_Your goal_
Restate, word for word, every line of the data.

/---

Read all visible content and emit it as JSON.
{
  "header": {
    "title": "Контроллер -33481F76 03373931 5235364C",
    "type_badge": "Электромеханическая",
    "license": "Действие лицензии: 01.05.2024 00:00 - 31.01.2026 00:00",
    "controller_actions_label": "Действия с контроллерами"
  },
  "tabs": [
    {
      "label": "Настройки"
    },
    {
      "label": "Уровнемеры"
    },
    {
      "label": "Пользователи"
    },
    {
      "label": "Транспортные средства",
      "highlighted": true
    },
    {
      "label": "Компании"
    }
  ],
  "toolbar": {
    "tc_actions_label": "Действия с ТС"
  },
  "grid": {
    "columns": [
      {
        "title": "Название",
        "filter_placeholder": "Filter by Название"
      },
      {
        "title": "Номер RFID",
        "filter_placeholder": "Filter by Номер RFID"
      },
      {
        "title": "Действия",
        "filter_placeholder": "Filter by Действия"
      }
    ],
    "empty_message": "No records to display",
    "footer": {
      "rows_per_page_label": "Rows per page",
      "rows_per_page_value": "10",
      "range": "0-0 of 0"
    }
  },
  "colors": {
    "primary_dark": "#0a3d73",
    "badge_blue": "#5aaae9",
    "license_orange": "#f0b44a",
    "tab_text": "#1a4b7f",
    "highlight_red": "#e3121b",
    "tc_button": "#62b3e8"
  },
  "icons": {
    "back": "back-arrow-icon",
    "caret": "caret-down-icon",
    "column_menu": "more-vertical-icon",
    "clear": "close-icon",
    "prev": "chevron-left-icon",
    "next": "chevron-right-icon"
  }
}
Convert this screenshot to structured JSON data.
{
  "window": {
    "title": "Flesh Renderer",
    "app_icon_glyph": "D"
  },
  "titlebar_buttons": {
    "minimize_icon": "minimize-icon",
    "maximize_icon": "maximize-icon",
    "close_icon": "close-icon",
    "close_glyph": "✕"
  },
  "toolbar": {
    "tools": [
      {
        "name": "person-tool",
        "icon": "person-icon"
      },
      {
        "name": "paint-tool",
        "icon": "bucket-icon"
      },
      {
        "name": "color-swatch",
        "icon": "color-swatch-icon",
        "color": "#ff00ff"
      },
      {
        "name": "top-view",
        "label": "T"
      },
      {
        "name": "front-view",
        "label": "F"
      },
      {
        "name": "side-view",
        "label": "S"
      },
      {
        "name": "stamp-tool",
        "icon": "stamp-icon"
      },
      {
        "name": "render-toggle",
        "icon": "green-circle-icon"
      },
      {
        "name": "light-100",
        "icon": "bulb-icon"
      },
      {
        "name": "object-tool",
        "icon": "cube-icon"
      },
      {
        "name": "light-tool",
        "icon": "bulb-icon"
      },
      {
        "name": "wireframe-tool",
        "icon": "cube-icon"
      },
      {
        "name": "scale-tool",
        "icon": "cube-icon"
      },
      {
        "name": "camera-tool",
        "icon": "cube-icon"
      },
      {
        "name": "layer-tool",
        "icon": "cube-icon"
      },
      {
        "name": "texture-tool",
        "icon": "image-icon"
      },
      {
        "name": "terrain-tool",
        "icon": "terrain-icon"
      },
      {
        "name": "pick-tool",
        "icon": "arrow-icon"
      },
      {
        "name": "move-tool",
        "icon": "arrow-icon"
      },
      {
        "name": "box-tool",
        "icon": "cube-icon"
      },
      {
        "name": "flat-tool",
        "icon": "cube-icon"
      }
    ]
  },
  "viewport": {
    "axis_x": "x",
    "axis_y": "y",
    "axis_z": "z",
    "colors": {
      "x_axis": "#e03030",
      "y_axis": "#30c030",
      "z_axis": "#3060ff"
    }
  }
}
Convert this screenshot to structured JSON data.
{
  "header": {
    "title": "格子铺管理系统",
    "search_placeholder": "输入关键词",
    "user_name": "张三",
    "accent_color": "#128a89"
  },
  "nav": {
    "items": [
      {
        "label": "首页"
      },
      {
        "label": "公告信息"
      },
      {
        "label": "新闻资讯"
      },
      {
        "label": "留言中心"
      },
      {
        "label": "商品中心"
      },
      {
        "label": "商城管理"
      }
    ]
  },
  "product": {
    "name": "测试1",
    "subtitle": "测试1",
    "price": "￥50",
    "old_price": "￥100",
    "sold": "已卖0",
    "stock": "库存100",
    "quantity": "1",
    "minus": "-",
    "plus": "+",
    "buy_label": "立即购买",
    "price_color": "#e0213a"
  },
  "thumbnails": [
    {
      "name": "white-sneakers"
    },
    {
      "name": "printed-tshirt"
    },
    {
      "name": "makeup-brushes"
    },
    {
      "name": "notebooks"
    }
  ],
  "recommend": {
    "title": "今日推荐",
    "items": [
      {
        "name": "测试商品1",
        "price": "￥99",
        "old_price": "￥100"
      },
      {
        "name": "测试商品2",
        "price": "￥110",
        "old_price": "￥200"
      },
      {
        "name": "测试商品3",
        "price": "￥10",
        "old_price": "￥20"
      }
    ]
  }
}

\---

_Reply to the task_
Read all visible content and emit it as JSON.
{
  "header": {
    "title": "Контроллер -33481F76 03373931 5235364C",
    "type_badge": "Электромеханическая",
    "license": "Действие лицензии: 01.05.2024 00:00 - 31.01.2026 00:00",
    "controller_actions_label": "Действия с контроллерами"
  },
  "tabs": [
    {
      "label": "Настройки"
    },
    {
      "label": "Уровнемеры"
    },
    {
      "label": "Пользователи"
    },
    {
      "label": "Транспортные средства",
      "highlighted": true
    },
    {
      "label": "Компании"
    }
  ],
  "toolbar": {
    "tc_actions_label": "Действия с ТС"
  },
  "grid": {
    "columns": [
      {
        "title": "Название",
        "filter_placeholder": "Filter by Название"
      },
      {
        "title": "Номер RFID",
        "filter_placeholder": "Filter by Номер RFID"
      },
      {
        "title": "Действия",
        "filter_placeholder": "Filter by Действия"
      }
    ],
    "empty_message": "No records to display",
    "footer": {
      "rows_per_page_label": "Rows per page",
      "rows_per_page_value": "10",
      "range": "0-0 of 0"
    }
  },
  "colors": {
    "primary_dark": "#0a3d73",
    "badge_blue": "#5aaae9",
    "license_orange": "#f0b44a",
    "tab_text": "#1a4b7f",
    "highlight_red": "#e3121b",
    "tc_button": "#62b3e8"
  },
  "icons": {
    "back": "back-arrow-icon",
    "caret": "caret-down-icon",
    "column_menu": "more-vertical-icon",
    "clear": "close-icon",
    "prev": "chevron-left-icon",
    "next": "chevron-right-icon"
  }
}
Convert this screenshot to structured JSON data.
{
  "window": {
    "title": "Flesh Renderer",
    "app_icon_glyph": "D"
  },
  "titlebar_buttons": {
    "minimize_icon": "minimize-icon",
    "maximize_icon": "maximize-icon",
    "close_icon": "close-icon",
    "close_glyph": "✕"
  },
  "toolbar": {
    "tools": [
      {
        "name": "person-tool",
        "icon": "person-icon"
      },
      {
        "name": "paint-tool",
        "icon": "bucket-icon"
      },
      {
        "name": "color-swatch",
        "icon": "color-swatch-icon",
        "color": "#ff00ff"
      },
      {
        "name": "top-view",
        "label": "T"
      },
      {
        "name": "front-view",
        "label": "F"
      },
      {
        "name": "side-view",
        "label": "S"
      },
      {
        "name": "stamp-tool",
        "icon": "stamp-icon"
      },
      {
        "name": "render-toggle",
        "icon": "green-circle-icon"
      },
      {
        "name": "light-100",
        "icon": "bulb-icon"
      },
      {
        "name": "object-tool",
        "icon": "cube-icon"
      },
      {
        "name": "light-tool",
        "icon": "bulb-icon"
      },
      {
        "name": "wireframe-tool",
        "icon": "cube-icon"
      },
      {
        "name": "scale-tool",
        "icon": "cube-icon"
      },
      {
        "name": "camera-tool",
        "icon": "cube-icon"
      },
      {
        "name": "layer-tool",
        "icon": "cube-icon"
      },
      {
        "name": "texture-tool",
        "icon": "image-icon"
      },
      {
        "name": "terrain-tool",
        "icon": "terrain-icon"
      },
      {
        "name": "pick-tool",
        "icon": "arrow-icon"
      },
      {
        "name": "move-tool",
        "icon": "arrow-icon"
      },
      {
        "name": "box-tool",
        "icon": "cube-icon"
      },
      {
        "name": "flat-tool",
        "icon": "cube-icon"
      }
    ]
  },
  "viewport": {
    "axis_x": "x",
    "axis_y": "y",
    "axis_z": "z",
    "colors": {
      "x_axis": "#e03030",
      "y_axis": "#30c030",
      "z_axis": "#3060ff"
    }
  }
}
Convert this screenshot to structured JSON data.
{
  "header": {
    "title": "格子铺管理系统",
    "search_placeholder": "输入关键词",
    "user_name": "张三",
    "accent_color": "#128a89"
  },
  "nav": {
    "items": [
      {
        "label": "首页"
      },
      {
        "label": "公告信息"
      },
      {
        "label": "新闻资讯"
      },
      {
        "label": "留言中心"
      },
      {
        "label": "商品中心"
      },
      {
        "label": "商城管理"
      }
    ]
  },
  "product": {
    "name": "测试1",
    "subtitle": "测试1",
    "price": "￥50",
    "old_price": "￥100",
    "sold": "已卖0",
    "stock": "库存100",
    "quantity": "1",
    "minus": "-",
    "plus": "+",
    "buy_label": "立即购买",
    "price_color": "#e0213a"
  },
  "thumbnails": [
    {
      "name": "white-sneakers"
    },
    {
      "name": "printed-tshirt"
    },
    {
      "name": "makeup-brushes"
    },
    {
      "name": "notebooks"
    }
  ],
  "recommend": {
    "title": "今日推荐",
    "items": [
      {
        "name": "测试商品1",
        "price": "￥99",
        "old_price": "￥100"
      },
      {
        "name": "测试商品2",
        "price": "￥110",
        "old_price": "￥200"
      },
      {
        "name": "测试商品3",
        "price": "￥10",
        "old_price": "￥20"
      }
    ]
  }
}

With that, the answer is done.